# Start of SUPPLIED DATA
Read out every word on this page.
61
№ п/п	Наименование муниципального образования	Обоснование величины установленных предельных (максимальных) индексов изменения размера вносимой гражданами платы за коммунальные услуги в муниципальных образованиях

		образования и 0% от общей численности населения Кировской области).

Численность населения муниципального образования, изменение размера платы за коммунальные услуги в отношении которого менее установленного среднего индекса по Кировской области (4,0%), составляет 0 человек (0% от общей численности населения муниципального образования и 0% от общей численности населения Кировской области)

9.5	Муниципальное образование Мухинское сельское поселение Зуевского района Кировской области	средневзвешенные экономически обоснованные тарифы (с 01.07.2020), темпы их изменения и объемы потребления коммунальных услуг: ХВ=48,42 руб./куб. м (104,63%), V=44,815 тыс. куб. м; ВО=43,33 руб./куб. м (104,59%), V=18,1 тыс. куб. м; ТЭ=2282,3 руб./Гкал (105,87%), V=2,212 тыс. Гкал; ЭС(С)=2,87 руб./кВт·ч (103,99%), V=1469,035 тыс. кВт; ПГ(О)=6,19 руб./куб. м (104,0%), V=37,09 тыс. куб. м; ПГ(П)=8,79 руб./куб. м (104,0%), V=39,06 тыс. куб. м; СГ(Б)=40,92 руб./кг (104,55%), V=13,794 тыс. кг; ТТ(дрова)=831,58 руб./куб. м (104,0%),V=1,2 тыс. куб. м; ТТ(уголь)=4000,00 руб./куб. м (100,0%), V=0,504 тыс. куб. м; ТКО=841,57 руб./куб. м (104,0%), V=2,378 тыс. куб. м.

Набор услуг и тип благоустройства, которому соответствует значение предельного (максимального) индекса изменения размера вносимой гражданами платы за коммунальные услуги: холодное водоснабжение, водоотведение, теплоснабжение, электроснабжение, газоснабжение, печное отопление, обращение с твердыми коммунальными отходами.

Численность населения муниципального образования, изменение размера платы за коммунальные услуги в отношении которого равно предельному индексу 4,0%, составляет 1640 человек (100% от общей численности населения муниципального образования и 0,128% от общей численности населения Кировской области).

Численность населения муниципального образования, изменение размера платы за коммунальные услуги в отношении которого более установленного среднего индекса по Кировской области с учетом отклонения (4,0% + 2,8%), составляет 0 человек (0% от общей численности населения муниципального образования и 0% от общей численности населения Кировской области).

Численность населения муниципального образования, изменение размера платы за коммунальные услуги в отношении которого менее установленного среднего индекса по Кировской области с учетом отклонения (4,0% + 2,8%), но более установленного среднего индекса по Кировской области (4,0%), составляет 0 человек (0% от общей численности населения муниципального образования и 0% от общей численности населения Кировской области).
# End of SUPPLIED DATA
# Start of SUPPLIED DATA
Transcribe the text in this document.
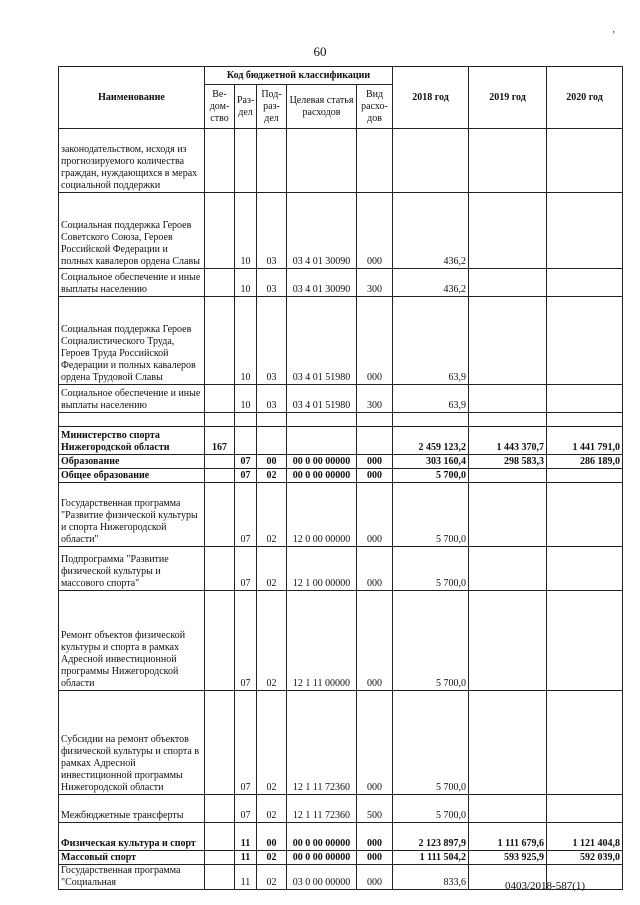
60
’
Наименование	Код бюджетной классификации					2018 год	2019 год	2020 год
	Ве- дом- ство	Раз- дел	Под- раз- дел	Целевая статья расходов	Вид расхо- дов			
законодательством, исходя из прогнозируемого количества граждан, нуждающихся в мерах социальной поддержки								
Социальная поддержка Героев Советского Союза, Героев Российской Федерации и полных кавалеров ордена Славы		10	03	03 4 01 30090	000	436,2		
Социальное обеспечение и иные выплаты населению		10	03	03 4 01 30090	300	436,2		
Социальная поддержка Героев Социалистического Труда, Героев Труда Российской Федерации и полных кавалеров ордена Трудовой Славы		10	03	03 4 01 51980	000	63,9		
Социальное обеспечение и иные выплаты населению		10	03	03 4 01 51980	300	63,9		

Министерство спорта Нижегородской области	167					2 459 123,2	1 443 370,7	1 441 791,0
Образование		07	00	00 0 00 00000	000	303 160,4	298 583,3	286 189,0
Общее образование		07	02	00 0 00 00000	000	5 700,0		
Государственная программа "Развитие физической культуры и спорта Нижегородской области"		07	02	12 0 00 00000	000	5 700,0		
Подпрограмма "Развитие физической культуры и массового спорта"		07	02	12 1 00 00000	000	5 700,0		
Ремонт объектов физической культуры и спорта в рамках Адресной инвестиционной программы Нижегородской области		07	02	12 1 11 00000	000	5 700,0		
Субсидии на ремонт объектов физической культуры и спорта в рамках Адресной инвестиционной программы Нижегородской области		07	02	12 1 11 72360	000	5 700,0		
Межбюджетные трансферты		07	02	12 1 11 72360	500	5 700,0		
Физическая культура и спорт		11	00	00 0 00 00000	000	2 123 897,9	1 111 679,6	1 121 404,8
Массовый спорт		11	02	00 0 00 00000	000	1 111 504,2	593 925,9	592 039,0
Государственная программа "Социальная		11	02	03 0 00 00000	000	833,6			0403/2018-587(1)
# End of SUPPLIED DATA
**TASK DETAILS**
Write out each line of the data that holds the string "кавалеров".

**EXPECTED OUTPUT**
Социальная поддержка Героев Советского Союза, Героев Российской Федерации и полных кавалеров ордена Славы		10	03	03 4 01 30090	000	436,2		
Социальная поддержка Героев Социалистического Труда, Героев Труда Российской Федерации и полных кавалеров ордена Трудовой Славы		10	03	03 4 01 51980	000	63,9		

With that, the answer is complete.